● Task details
Only lines with the string "West" matter here; gather them from the material below.

● Extracted records
####################

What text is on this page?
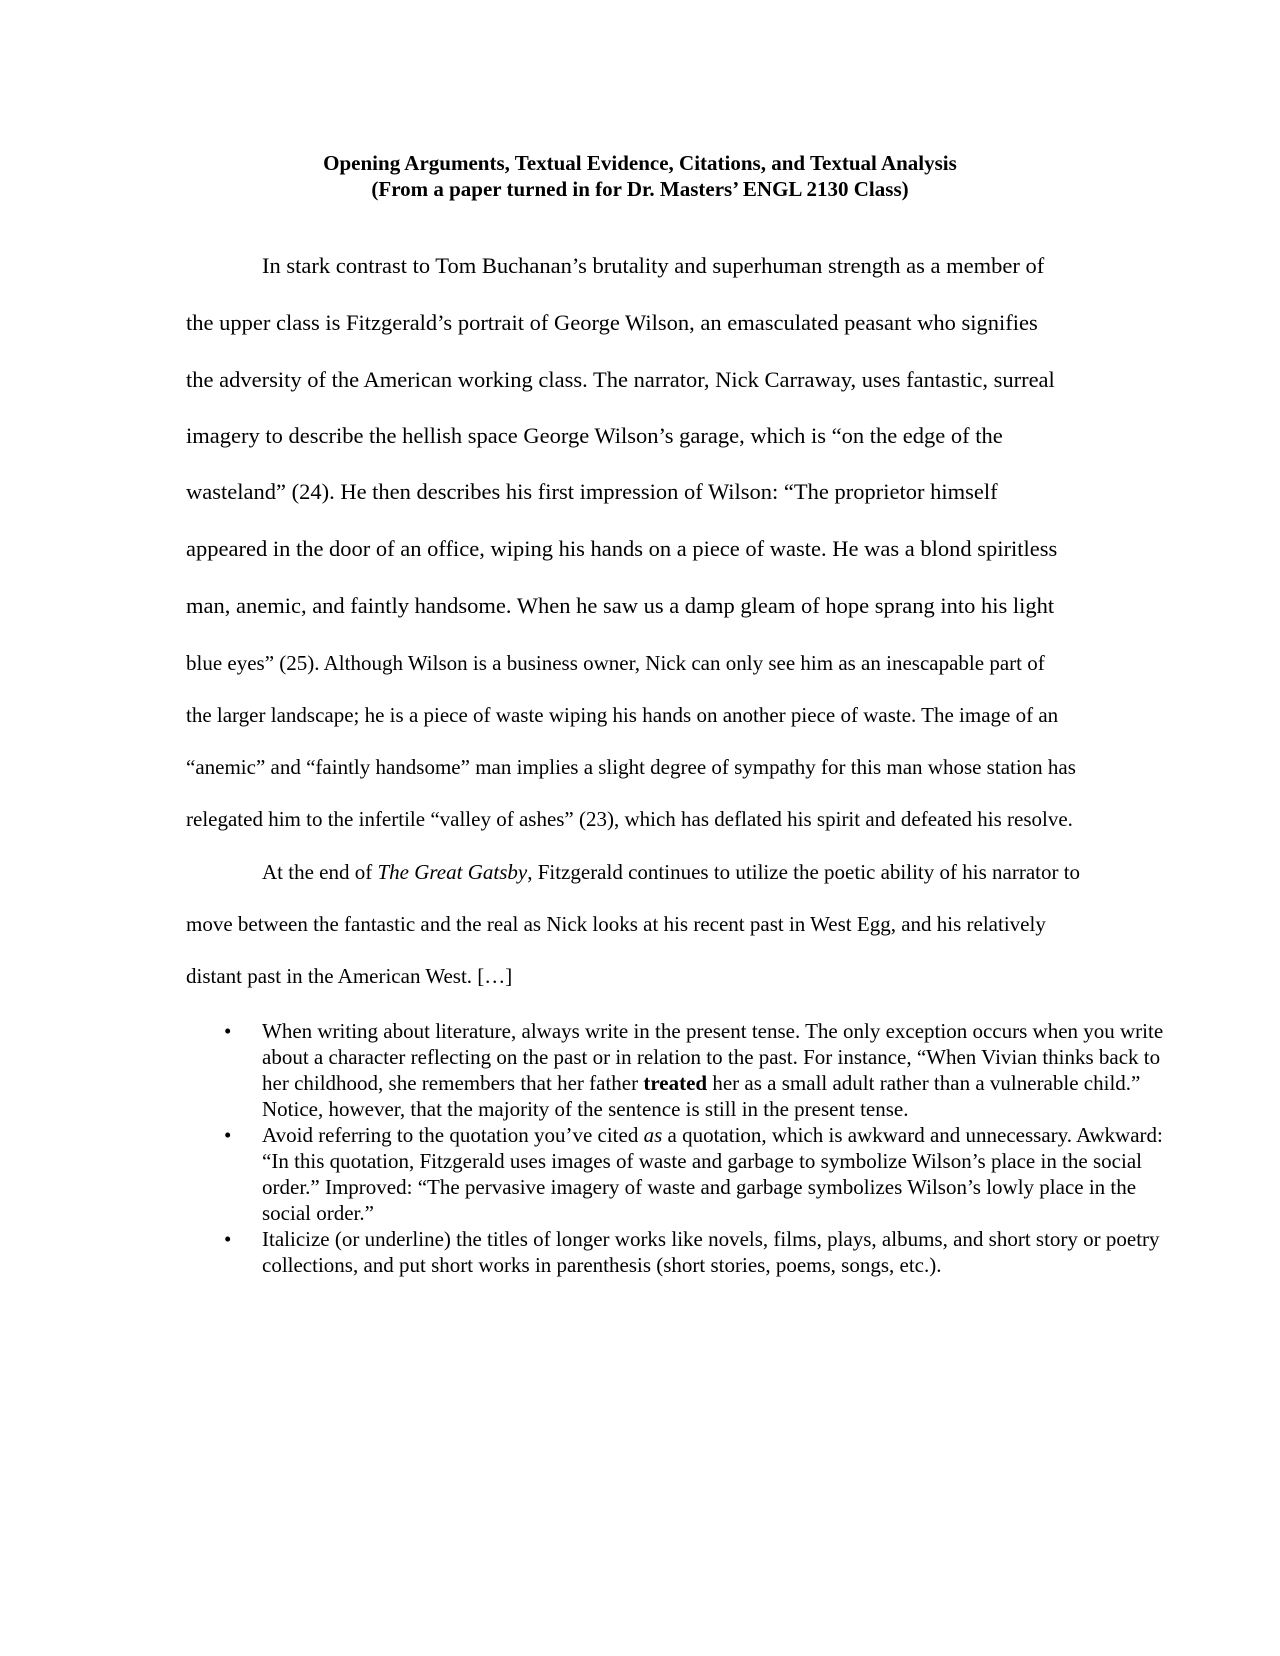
Opening Arguments, Textual Evidence, Citations, and Textual Analysis
(From a paper turned in for Dr. Masters’ ENGL 2130 Class)
In stark contrast to Tom Buchanan’s brutality and superhuman strength as a member of
the upper class is Fitzgerald’s portrait of George Wilson, an emasculated peasant who signifies
the adversity of the American working class. The narrator, Nick Carraway, uses fantastic, surreal
imagery to describe the hellish space George Wilson’s garage, which is “on the edge of the
wasteland” (24). He then describes his first impression of Wilson: “The proprietor himself
appeared in the door of an office, wiping his hands on a piece of waste. He was a blond spiritless
man, anemic, and faintly handsome. When he saw us a damp gleam of hope sprang into his light
blue eyes” (25). Although Wilson is a business owner, Nick can only see him as an inescapable part of
the larger landscape; he is a piece of waste wiping his hands on another piece of waste. The image of an
“anemic” and “faintly handsome” man implies a slight degree of sympathy for this man whose station has
relegated him to the infertile “valley of ashes” (23), which has deflated his spirit and defeated his resolve.
At the end of The Great Gatsby, Fitzgerald continues to utilize the poetic ability of his narrator to
move between the fantastic and the real as Nick looks at his recent past in West Egg, and his relatively
distant past in the American West. […]
• When writing about literature, always write in the present tense. The only exception occurs when you write about a character reflecting on the past or in relation to the past. For instance, “When Vivian thinks back to her childhood, she remembers that her father treated her as a small adult rather than a vulnerable child.” Notice, however, that the majority of the sentence is still in the present tense.
• Avoid referring to the quotation you’ve cited as a quotation, which is awkward and unnecessary. Awkward: “In this quotation, Fitzgerald uses images of waste and garbage to symbolize Wilson’s place in the social order.” Improved: “The pervasive imagery of waste and garbage symbolizes Wilson’s lowly place in the social order.”
• Italicize (or underline) the titles of longer works like novels, films, plays, albums, and short story or poetry collections, and put short works in parenthesis (short stories, poems, songs, etc.).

####################

● The answer
move between the fantastic and the real as Nick looks at his recent past in West Egg, and his relatively
distant past in the American West. […]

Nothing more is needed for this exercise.